___ WORKING DATA ___
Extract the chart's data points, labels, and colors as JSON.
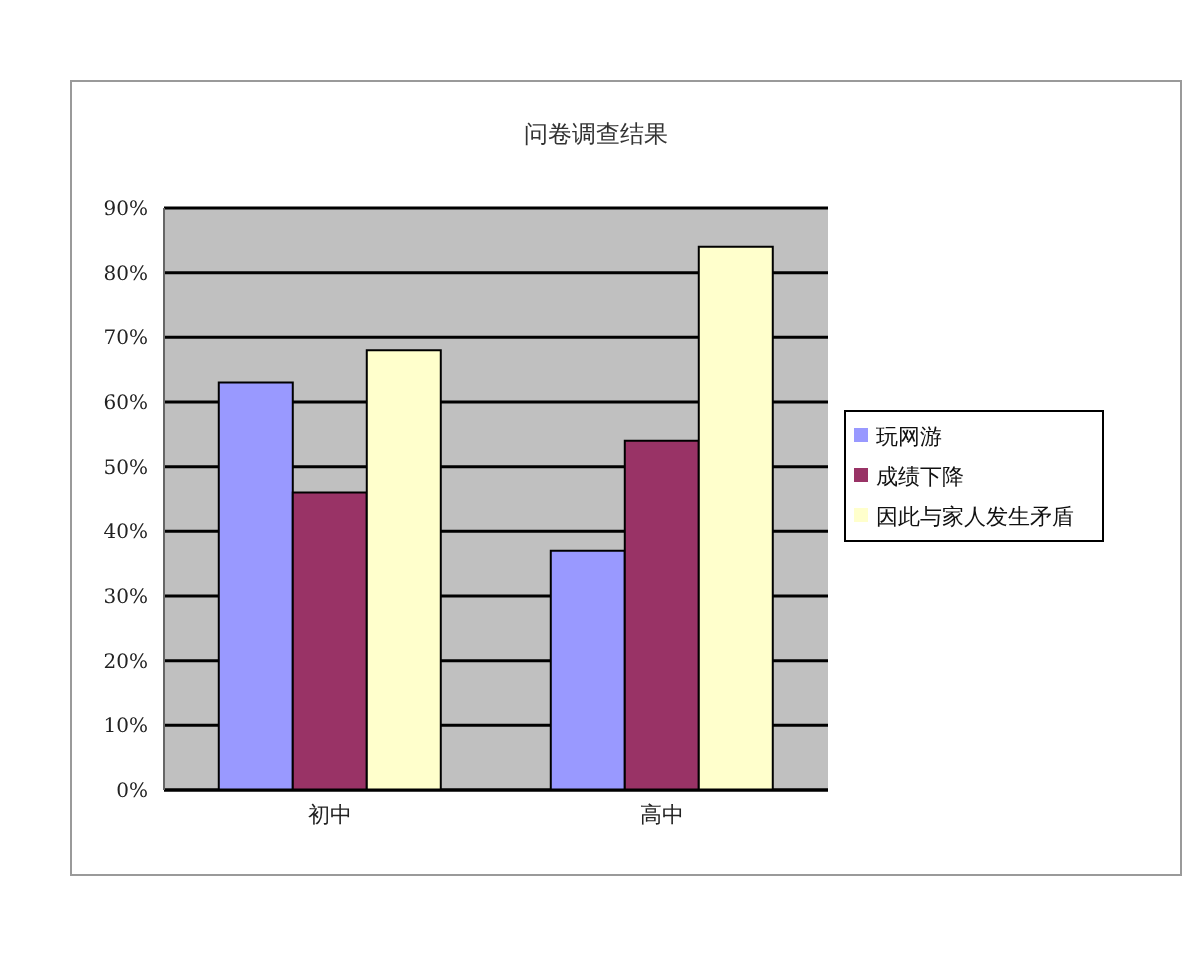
{
  "chart_data": {
    "type": "bar",
    "title": "问卷调查结果",
    "categories": [
      "初中",
      "高中"
    ],
    "series": [
      {
        "name": "玩网游",
        "color": "#9999ff",
        "values": [
          63,
          37
        ]
      },
      {
        "name": "成绩下降",
        "color": "#993366",
        "values": [
          46,
          54
        ]
      },
      {
        "name": "因此与家人发生矛盾",
        "color": "#ffffcc",
        "values": [
          68,
          84
        ]
      }
    ],
    "ylim": [
      0,
      90
    ],
    "yticks": [
      {
        "value": 0,
        "label": "0%"
      },
      {
        "value": 10,
        "label": "10%"
      },
      {
        "value": 20,
        "label": "20%"
      },
      {
        "value": 30,
        "label": "30%"
      },
      {
        "value": 40,
        "label": "40%"
      },
      {
        "value": 50,
        "label": "50%"
      },
      {
        "value": 60,
        "label": "60%"
      },
      {
        "value": 70,
        "label": "70%"
      },
      {
        "value": 80,
        "label": "80%"
      },
      {
        "value": 90,
        "label": "90%"
      }
    ],
    "grid": "y",
    "legend": "right"
  }
}
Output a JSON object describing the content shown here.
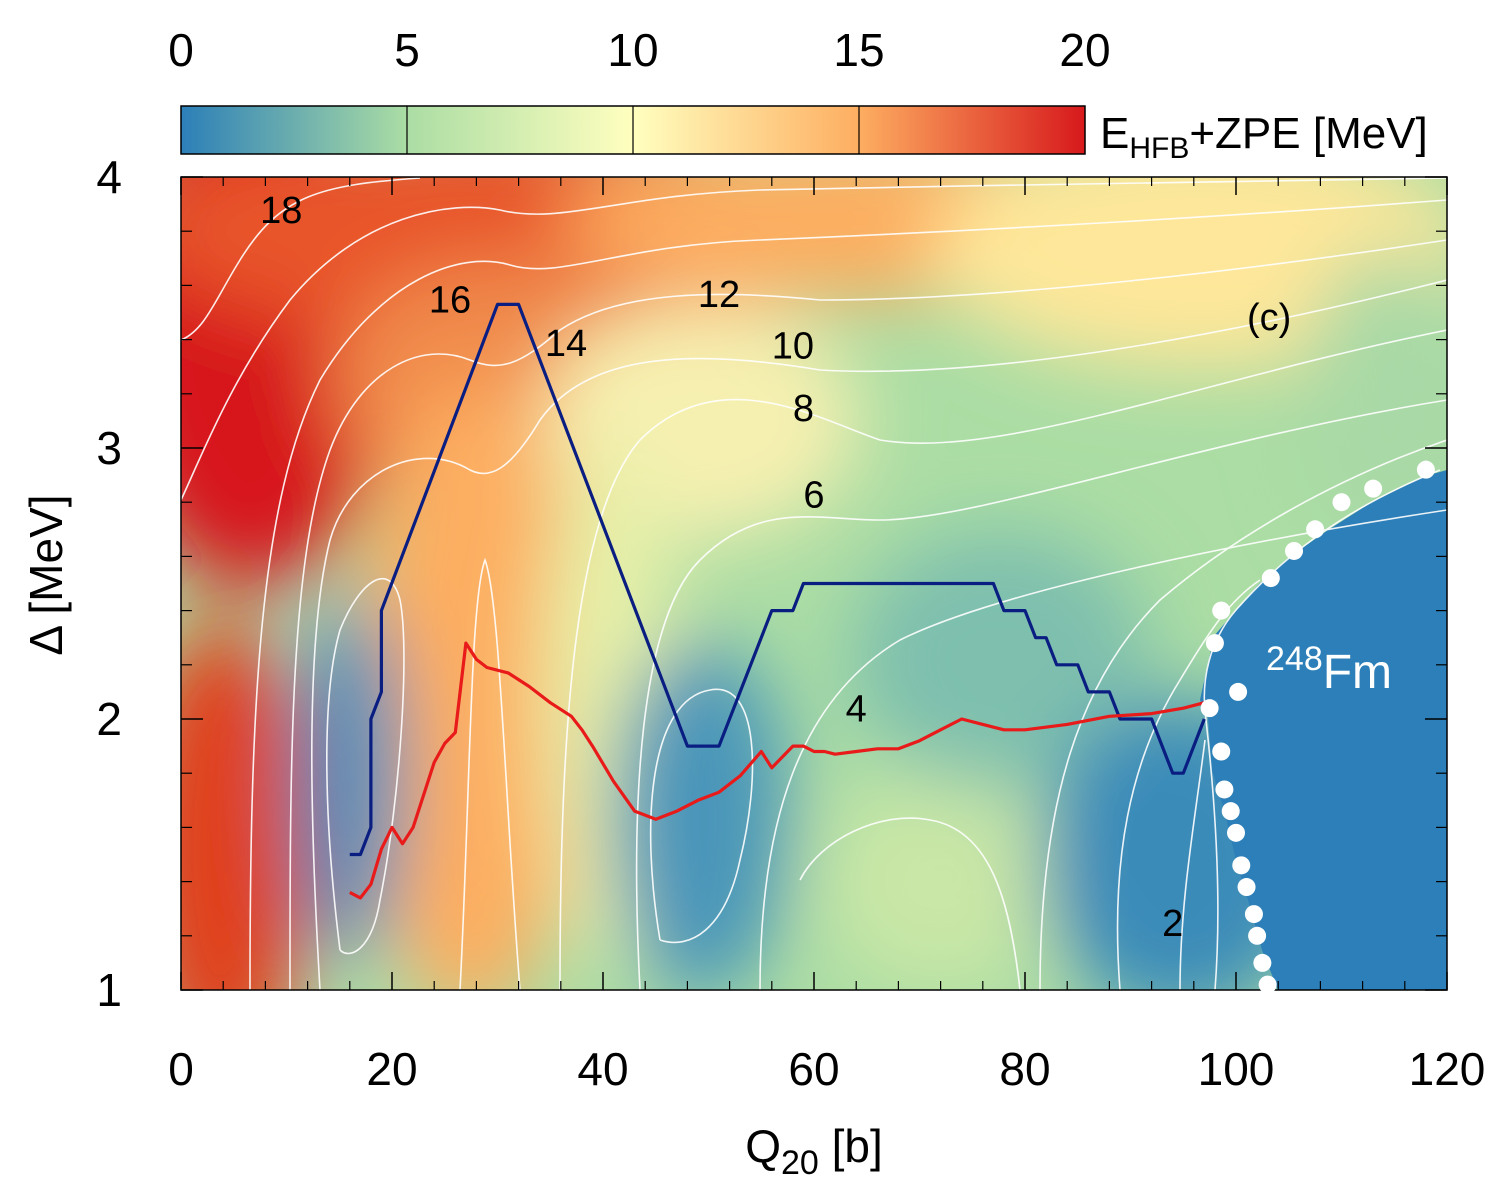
{
  "chart_data": {
    "type": "heatmap",
    "title": "",
    "xlabel": "Q",
    "xlabel_sub": "20",
    "xlabel_unit": " [b]",
    "ylabel": "Δ [MeV]",
    "xlim": [
      0,
      120
    ],
    "ylim": [
      1,
      4
    ],
    "x_ticks": [
      0,
      20,
      40,
      60,
      80,
      100,
      120
    ],
    "y_ticks": [
      1,
      2,
      3,
      4
    ],
    "colorbar": {
      "label_main": "E",
      "label_sub": "HFB",
      "label_rest": "+ZPE [MeV]",
      "range": [
        0,
        20
      ],
      "ticks": [
        0,
        5,
        10,
        15,
        20
      ],
      "colors": [
        "#2c7fb8",
        "#abdda4",
        "#ffffbf",
        "#fdae61",
        "#d7191c"
      ]
    },
    "panel_label": "(c)",
    "nucleus": {
      "mass": "248",
      "symbol": "Fm"
    },
    "contour_labels": [
      {
        "text": "18",
        "x": 9.5,
        "y": 3.83
      },
      {
        "text": "16",
        "x": 25.5,
        "y": 3.5
      },
      {
        "text": "14",
        "x": 36.5,
        "y": 3.34
      },
      {
        "text": "12",
        "x": 51,
        "y": 3.52
      },
      {
        "text": "10",
        "x": 58,
        "y": 3.33
      },
      {
        "text": "8",
        "x": 59,
        "y": 3.1
      },
      {
        "text": "6",
        "x": 60,
        "y": 2.78
      },
      {
        "text": "4",
        "x": 64,
        "y": 1.99
      },
      {
        "text": "2",
        "x": 94,
        "y": 1.2
      }
    ],
    "series": [
      {
        "color": "#0a1e82",
        "points": [
          [
            16,
            1.5
          ],
          [
            17,
            1.5
          ],
          [
            18,
            1.6
          ],
          [
            18,
            2.0
          ],
          [
            19,
            2.1
          ],
          [
            19,
            2.4
          ],
          [
            30,
            3.53
          ],
          [
            32,
            3.53
          ],
          [
            48,
            1.9
          ],
          [
            51,
            1.9
          ],
          [
            56,
            2.4
          ],
          [
            58,
            2.4
          ],
          [
            59,
            2.5
          ],
          [
            77,
            2.5
          ],
          [
            78,
            2.4
          ],
          [
            80,
            2.4
          ],
          [
            81,
            2.3
          ],
          [
            82,
            2.3
          ],
          [
            83,
            2.2
          ],
          [
            85,
            2.2
          ],
          [
            86,
            2.1
          ],
          [
            88,
            2.1
          ],
          [
            89,
            2.0
          ],
          [
            92,
            2.0
          ],
          [
            94,
            1.8
          ],
          [
            95,
            1.8
          ],
          [
            97,
            2.0
          ]
        ]
      },
      {
        "color": "#e81a1a",
        "points": [
          [
            16,
            1.36
          ],
          [
            17,
            1.34
          ],
          [
            18,
            1.39
          ],
          [
            19,
            1.52
          ],
          [
            20,
            1.6
          ],
          [
            21,
            1.54
          ],
          [
            22,
            1.6
          ],
          [
            24,
            1.84
          ],
          [
            25,
            1.91
          ],
          [
            26,
            1.95
          ],
          [
            27,
            2.28
          ],
          [
            28,
            2.22
          ],
          [
            29,
            2.19
          ],
          [
            31,
            2.17
          ],
          [
            33,
            2.12
          ],
          [
            35,
            2.06
          ],
          [
            37,
            2.01
          ],
          [
            38,
            1.96
          ],
          [
            39,
            1.9
          ],
          [
            41,
            1.77
          ],
          [
            43,
            1.66
          ],
          [
            45,
            1.63
          ],
          [
            47,
            1.66
          ],
          [
            49,
            1.7
          ],
          [
            51,
            1.73
          ],
          [
            53,
            1.79
          ],
          [
            55,
            1.88
          ],
          [
            56,
            1.82
          ],
          [
            57,
            1.86
          ],
          [
            58,
            1.9
          ],
          [
            59,
            1.9
          ],
          [
            60,
            1.88
          ],
          [
            61,
            1.88
          ],
          [
            62,
            1.87
          ],
          [
            64,
            1.88
          ],
          [
            66,
            1.89
          ],
          [
            68,
            1.89
          ],
          [
            70,
            1.92
          ],
          [
            72,
            1.96
          ],
          [
            74,
            2.0
          ],
          [
            76,
            1.98
          ],
          [
            78,
            1.96
          ],
          [
            80,
            1.96
          ],
          [
            84,
            1.98
          ],
          [
            88,
            2.01
          ],
          [
            92,
            2.02
          ],
          [
            95,
            2.04
          ],
          [
            97,
            2.06
          ]
        ]
      }
    ],
    "boundary_dots": [
      [
        97.5,
        2.04
      ],
      [
        98,
        2.28
      ],
      [
        98.6,
        2.4
      ],
      [
        100.2,
        2.1
      ],
      [
        98.6,
        1.88
      ],
      [
        98.9,
        1.74
      ],
      [
        99.5,
        1.66
      ],
      [
        100,
        1.58
      ],
      [
        100.5,
        1.46
      ],
      [
        101,
        1.38
      ],
      [
        101.7,
        1.28
      ],
      [
        102,
        1.2
      ],
      [
        102.5,
        1.1
      ],
      [
        103,
        1.02
      ],
      [
        103.3,
        2.52
      ],
      [
        105.5,
        2.62
      ],
      [
        107.5,
        2.7
      ],
      [
        110,
        2.8
      ],
      [
        113,
        2.85
      ],
      [
        118,
        2.92
      ]
    ]
  }
}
___
The records above are to be quoted exactly, with all pictures left out.

◆ TASK RESULT ◆
Extract the chart's data points, labels, and colors as JSON.
{
  "chart_data": {
    "type": "bar",
    "title": "问卷调查结果",
    "categories": [
      "初中",
      "高中"
    ],
    "series": [
      {
        "name": "玩网游",
        "color": "#9999ff",
        "values": [
          63,
          37
        ]
      },
      {
        "name": "成绩下降",
        "color": "#993366",
        "values": [
          46,
          54
        ]
      },
      {
        "name": "因此与家人发生矛盾",
        "color": "#ffffcc",
        "values": [
          68,
          84
        ]
      }
    ],
    "ylim": [
      0,
      90
    ],
    "yticks": [
      {
        "value": 0,
        "label": "0%"
      },
      {
        "value": 10,
        "label": "10%"
      },
      {
        "value": 20,
        "label": "20%"
      },
      {
        "value": 30,
        "label": "30%"
      },
      {
        "value": 40,
        "label": "40%"
      },
      {
        "value": 50,
        "label": "50%"
      },
      {
        "value": 60,
        "label": "60%"
      },
      {
        "value": 70,
        "label": "70%"
      },
      {
        "value": 80,
        "label": "80%"
      },
      {
        "value": 90,
        "label": "90%"
      }
    ],
    "grid": "y",
    "legend": "right"
  }
}
Output a JSON object describing the content shown here.
{
  "chart_data": {
    "type": "heatmap",
    "title": "",
    "xlabel": "Q",
    "xlabel_sub": "20",
    "xlabel_unit": " [b]",
    "ylabel": "Δ [MeV]",
    "xlim": [
      0,
      120
    ],
    "ylim": [
      1,
      4
    ],
    "x_ticks": [
      0,
      20,
      40,
      60,
      80,
      100,
      120
    ],
    "y_ticks": [
      1,
      2,
      3,
      4
    ],
    "colorbar": {
      "label_main": "E",
      "label_sub": "HFB",
      "label_rest": "+ZPE [MeV]",
      "range": [
        0,
        20
      ],
      "ticks": [
        0,
        5,
        10,
        15,
        20
      ],
      "colors": [
        "#2c7fb8",
        "#abdda4",
        "#ffffbf",
        "#fdae61",
        "#d7191c"
      ]
    },
    "panel_label": "(c)",
    "nucleus": {
      "mass": "248",
      "symbol": "Fm"
    },
    "contour_labels": [
      {
        "text": "18",
        "x": 9.5,
        "y": 3.83
      },
      {
        "text": "16",
        "x": 25.5,
        "y": 3.5
      },
      {
        "text": "14",
        "x": 36.5,
        "y": 3.34
      },
      {
        "text": "12",
        "x": 51,
        "y": 3.52
      },
      {
        "text": "10",
        "x": 58,
        "y": 3.33
      },
      {
        "text": "8",
        "x": 59,
        "y": 3.1
      },
      {
        "text": "6",
        "x": 60,
        "y": 2.78
      },
      {
        "text": "4",
        "x": 64,
        "y": 1.99
      },
      {
        "text": "2",
        "x": 94,
        "y": 1.2
      }
    ],
    "series": [
      {
        "color": "#0a1e82",
        "points": [
          [
            16,
            1.5
          ],
          [
            17,
            1.5
          ],
          [
            18,
            1.6
          ],
          [
            18,
            2.0
          ],
          [
            19,
            2.1
          ],
          [
            19,
            2.4
          ],
          [
            30,
            3.53
          ],
          [
            32,
            3.53
          ],
          [
            48,
            1.9
          ],
          [
            51,
            1.9
          ],
          [
            56,
            2.4
          ],
          [
            58,
            2.4
          ],
          [
            59,
            2.5
          ],
          [
            77,
            2.5
          ],
          [
            78,
            2.4
          ],
          [
            80,
            2.4
          ],
          [
            81,
            2.3
          ],
          [
            82,
            2.3
          ],
          [
            83,
            2.2
          ],
          [
            85,
            2.2
          ],
          [
            86,
            2.1
          ],
          [
            88,
            2.1
          ],
          [
            89,
            2.0
          ],
          [
            92,
            2.0
          ],
          [
            94,
            1.8
          ],
          [
            95,
            1.8
          ],
          [
            97,
            2.0
          ]
        ]
      },
      {
        "color": "#e81a1a",
        "points": [
          [
            16,
            1.36
          ],
          [
            17,
            1.34
          ],
          [
            18,
            1.39
          ],
          [
            19,
            1.52
          ],
          [
            20,
            1.6
          ],
          [
            21,
            1.54
          ],
          [
            22,
            1.6
          ],
          [
            24,
            1.84
          ],
          [
            25,
            1.91
          ],
          [
            26,
            1.95
          ],
          [
            27,
            2.28
          ],
          [
            28,
            2.22
          ],
          [
            29,
            2.19
          ],
          [
            31,
            2.17
          ],
          [
            33,
            2.12
          ],
          [
            35,
            2.06
          ],
          [
            37,
            2.01
          ],
          [
            38,
            1.96
          ],
          [
            39,
            1.9
          ],
          [
            41,
            1.77
          ],
          [
            43,
            1.66
          ],
          [
            45,
            1.63
          ],
          [
            47,
            1.66
          ],
          [
            49,
            1.7
          ],
          [
            51,
            1.73
          ],
          [
            53,
            1.79
          ],
          [
            55,
            1.88
          ],
          [
            56,
            1.82
          ],
          [
            57,
            1.86
          ],
          [
            58,
            1.9
          ],
          [
            59,
            1.9
          ],
          [
            60,
            1.88
          ],
          [
            61,
            1.88
          ],
          [
            62,
            1.87
          ],
          [
            64,
            1.88
          ],
          [
            66,
            1.89
          ],
          [
            68,
            1.89
          ],
          [
            70,
            1.92
          ],
          [
            72,
            1.96
          ],
          [
            74,
            2.0
          ],
          [
            76,
            1.98
          ],
          [
            78,
            1.96
          ],
          [
            80,
            1.96
          ],
          [
            84,
            1.98
          ],
          [
            88,
            2.01
          ],
          [
            92,
            2.02
          ],
          [
            95,
            2.04
          ],
          [
            97,
            2.06
          ]
        ]
      }
    ],
    "boundary_dots": [
      [
        97.5,
        2.04
      ],
      [
        98,
        2.28
      ],
      [
        98.6,
        2.4
      ],
      [
        100.2,
        2.1
      ],
      [
        98.6,
        1.88
      ],
      [
        98.9,
        1.74
      ],
      [
        99.5,
        1.66
      ],
      [
        100,
        1.58
      ],
      [
        100.5,
        1.46
      ],
      [
        101,
        1.38
      ],
      [
        101.7,
        1.28
      ],
      [
        102,
        1.2
      ],
      [
        102.5,
        1.1
      ],
      [
        103,
        1.02
      ],
      [
        103.3,
        2.52
      ],
      [
        105.5,
        2.62
      ],
      [
        107.5,
        2.7
      ],
      [
        110,
        2.8
      ],
      [
        113,
        2.85
      ],
      [
        118,
        2.92
      ]
    ]
  }
}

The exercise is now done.